» EXERCISE:
Locate each line containing the string "مولاه" and copy it out.

» DATA ENTRIES:
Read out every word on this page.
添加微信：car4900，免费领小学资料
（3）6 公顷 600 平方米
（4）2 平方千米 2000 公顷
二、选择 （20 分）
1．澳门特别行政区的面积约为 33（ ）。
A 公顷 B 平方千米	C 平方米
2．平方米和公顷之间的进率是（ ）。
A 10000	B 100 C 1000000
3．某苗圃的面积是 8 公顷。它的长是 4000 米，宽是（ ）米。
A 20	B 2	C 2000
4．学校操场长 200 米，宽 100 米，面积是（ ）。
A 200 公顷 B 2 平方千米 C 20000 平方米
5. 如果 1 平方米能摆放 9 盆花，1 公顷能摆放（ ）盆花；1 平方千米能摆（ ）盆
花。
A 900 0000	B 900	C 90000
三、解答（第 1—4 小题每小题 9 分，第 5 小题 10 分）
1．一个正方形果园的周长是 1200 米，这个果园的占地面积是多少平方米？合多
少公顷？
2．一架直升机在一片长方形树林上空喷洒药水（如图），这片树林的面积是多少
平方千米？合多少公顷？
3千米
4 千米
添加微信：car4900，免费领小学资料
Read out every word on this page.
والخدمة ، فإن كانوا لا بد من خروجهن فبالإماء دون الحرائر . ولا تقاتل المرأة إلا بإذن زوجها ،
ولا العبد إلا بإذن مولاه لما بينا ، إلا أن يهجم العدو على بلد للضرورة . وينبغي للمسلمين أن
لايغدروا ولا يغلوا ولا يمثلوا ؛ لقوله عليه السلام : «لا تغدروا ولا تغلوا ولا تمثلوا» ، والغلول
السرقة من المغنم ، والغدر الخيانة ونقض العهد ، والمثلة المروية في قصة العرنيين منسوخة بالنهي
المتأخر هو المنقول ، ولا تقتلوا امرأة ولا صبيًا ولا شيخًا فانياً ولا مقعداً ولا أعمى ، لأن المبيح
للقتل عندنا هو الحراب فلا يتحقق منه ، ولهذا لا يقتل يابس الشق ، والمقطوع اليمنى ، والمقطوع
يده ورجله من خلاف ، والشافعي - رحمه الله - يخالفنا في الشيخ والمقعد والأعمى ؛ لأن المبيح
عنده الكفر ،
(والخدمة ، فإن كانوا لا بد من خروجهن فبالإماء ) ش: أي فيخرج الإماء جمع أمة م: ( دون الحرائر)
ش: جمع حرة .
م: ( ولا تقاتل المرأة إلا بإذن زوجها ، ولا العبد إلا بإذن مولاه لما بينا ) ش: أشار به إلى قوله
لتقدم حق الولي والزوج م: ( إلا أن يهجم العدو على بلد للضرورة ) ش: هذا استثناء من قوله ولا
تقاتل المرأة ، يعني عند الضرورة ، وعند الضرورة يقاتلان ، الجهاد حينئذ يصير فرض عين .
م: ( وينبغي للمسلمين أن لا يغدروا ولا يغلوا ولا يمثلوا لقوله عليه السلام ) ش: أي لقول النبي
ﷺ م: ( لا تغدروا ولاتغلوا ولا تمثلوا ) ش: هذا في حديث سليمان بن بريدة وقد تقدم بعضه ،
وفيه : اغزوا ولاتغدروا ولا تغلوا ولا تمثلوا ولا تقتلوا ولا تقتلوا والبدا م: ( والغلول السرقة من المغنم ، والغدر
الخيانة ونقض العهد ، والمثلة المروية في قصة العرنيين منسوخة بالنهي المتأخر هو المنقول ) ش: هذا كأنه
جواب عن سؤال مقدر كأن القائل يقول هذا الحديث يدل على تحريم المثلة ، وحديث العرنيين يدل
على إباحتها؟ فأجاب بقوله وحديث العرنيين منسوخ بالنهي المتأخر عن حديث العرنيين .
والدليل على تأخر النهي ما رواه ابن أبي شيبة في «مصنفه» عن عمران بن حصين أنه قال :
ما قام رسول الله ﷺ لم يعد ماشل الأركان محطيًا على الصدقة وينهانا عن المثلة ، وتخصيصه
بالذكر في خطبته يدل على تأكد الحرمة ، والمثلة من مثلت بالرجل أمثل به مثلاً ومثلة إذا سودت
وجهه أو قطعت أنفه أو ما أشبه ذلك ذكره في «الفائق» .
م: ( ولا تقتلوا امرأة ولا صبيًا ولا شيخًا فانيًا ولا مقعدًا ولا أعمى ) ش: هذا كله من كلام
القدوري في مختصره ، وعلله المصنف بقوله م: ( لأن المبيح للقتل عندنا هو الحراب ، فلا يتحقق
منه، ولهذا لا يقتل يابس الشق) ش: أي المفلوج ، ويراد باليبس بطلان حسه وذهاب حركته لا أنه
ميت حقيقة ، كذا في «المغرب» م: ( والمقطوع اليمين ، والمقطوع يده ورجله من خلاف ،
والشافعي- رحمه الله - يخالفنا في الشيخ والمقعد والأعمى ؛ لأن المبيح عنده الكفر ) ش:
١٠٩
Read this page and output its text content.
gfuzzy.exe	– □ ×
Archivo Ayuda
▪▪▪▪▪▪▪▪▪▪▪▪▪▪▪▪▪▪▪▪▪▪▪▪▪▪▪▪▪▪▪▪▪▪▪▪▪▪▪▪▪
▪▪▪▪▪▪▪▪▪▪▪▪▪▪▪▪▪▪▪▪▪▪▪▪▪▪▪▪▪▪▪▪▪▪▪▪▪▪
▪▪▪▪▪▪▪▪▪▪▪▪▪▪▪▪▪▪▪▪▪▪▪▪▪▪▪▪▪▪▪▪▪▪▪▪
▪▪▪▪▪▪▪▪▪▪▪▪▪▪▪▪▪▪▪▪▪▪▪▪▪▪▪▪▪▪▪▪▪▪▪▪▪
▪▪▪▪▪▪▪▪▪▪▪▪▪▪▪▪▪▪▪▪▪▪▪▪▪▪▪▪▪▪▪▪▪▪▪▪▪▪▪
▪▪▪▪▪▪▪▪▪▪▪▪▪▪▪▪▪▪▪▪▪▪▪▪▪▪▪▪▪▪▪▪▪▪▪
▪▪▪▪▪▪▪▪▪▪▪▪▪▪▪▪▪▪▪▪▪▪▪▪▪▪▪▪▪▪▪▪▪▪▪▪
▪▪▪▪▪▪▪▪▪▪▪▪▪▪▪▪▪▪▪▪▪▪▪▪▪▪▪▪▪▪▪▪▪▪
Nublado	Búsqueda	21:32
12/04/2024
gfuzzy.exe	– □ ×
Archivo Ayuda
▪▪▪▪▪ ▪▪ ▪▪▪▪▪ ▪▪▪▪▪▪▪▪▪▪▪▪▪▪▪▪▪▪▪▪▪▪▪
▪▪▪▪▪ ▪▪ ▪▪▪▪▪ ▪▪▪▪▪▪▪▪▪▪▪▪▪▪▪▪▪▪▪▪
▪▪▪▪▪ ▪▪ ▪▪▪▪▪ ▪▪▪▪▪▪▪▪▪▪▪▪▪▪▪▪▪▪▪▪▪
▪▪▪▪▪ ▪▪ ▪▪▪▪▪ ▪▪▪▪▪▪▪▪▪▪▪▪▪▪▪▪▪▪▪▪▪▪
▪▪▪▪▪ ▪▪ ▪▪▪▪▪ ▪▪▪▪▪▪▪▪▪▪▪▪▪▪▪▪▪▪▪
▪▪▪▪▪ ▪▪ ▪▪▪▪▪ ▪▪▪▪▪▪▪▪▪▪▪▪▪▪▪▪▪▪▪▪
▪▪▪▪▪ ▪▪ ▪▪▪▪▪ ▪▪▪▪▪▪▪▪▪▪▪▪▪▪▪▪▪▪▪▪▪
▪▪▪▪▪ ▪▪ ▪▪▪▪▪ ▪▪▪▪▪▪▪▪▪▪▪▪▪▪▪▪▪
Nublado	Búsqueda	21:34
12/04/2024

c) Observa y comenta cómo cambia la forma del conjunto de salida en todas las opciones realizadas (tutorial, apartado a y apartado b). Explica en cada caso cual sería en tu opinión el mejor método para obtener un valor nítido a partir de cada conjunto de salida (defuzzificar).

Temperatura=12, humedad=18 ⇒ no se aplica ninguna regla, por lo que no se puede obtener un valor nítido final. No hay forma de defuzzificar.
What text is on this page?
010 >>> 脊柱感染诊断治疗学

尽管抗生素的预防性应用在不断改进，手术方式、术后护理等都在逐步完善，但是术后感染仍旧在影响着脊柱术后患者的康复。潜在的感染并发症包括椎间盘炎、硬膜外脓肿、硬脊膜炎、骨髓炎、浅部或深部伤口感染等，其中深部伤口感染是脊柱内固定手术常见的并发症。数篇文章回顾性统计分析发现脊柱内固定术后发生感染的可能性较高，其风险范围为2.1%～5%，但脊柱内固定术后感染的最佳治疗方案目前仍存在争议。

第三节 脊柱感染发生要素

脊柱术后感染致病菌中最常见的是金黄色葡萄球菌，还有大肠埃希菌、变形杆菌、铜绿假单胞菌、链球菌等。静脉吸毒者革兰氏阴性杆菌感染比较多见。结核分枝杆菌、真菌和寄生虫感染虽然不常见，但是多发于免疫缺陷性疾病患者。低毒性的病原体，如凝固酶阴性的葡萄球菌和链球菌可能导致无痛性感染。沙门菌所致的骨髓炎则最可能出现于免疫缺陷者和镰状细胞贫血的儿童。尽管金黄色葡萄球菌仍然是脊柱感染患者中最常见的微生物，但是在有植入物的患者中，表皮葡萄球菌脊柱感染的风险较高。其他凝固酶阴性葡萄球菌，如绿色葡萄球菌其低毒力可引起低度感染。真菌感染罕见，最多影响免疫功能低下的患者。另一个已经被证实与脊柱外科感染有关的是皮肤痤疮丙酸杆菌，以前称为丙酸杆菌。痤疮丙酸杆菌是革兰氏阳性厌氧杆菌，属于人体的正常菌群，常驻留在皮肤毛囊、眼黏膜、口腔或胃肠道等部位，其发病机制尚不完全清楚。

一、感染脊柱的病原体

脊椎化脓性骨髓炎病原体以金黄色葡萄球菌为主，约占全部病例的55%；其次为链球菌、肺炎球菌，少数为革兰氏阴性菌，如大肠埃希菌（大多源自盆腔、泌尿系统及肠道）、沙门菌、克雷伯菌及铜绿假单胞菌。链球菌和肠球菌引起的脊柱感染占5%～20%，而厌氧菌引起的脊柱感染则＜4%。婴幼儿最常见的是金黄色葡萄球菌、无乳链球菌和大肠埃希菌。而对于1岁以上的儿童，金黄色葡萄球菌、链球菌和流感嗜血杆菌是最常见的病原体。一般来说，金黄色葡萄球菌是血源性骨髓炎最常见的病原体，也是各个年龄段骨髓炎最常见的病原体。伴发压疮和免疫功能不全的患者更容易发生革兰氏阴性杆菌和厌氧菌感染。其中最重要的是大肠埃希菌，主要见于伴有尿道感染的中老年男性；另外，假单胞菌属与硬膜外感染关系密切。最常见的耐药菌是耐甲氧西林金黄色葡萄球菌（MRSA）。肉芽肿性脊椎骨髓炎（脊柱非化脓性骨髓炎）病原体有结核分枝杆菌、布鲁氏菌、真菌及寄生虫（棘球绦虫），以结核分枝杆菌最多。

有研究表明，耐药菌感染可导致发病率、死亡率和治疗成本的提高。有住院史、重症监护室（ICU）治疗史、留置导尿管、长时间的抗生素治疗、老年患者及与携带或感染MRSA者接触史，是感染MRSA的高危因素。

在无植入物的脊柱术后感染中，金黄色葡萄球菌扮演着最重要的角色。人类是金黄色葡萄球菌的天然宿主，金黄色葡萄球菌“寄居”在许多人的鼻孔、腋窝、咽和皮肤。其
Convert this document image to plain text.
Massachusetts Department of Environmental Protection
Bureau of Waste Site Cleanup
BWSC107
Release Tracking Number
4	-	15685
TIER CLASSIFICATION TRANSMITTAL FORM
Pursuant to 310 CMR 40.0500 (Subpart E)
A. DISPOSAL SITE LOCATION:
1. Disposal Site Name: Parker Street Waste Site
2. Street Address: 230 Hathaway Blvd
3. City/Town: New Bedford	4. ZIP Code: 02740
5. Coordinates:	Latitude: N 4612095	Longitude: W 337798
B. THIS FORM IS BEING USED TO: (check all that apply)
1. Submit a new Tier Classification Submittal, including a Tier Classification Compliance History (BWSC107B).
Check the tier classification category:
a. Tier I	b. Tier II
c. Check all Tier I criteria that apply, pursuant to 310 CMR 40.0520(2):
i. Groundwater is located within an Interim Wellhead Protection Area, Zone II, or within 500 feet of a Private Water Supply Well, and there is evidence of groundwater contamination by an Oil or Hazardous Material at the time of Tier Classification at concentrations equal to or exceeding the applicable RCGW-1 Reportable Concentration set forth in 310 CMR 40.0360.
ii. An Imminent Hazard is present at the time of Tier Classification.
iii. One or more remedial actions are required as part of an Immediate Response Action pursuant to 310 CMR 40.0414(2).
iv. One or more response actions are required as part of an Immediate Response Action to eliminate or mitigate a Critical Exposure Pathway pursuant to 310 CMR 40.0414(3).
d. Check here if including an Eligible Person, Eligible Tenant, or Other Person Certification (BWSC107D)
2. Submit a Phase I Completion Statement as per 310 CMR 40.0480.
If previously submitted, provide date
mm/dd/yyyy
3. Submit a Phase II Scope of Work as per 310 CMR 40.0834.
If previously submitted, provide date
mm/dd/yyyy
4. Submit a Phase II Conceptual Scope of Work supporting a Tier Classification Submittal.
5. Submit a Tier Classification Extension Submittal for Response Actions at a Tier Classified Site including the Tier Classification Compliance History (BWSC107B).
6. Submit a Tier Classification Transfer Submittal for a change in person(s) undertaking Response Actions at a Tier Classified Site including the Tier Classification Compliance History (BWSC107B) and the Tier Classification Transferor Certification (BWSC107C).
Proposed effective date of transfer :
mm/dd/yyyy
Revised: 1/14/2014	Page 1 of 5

» SOLUTION TO THIS TASK:
ولا العبد إلا بإذن مولاه لما بينا ، إلا أن يهجم العدو على بلد للضرورة . وينبغي للمسلمين أن
م: ( ولا تقاتل المرأة إلا بإذن زوجها ، ولا العبد إلا بإذن مولاه لما بينا ) ش: أشار به إلى قوله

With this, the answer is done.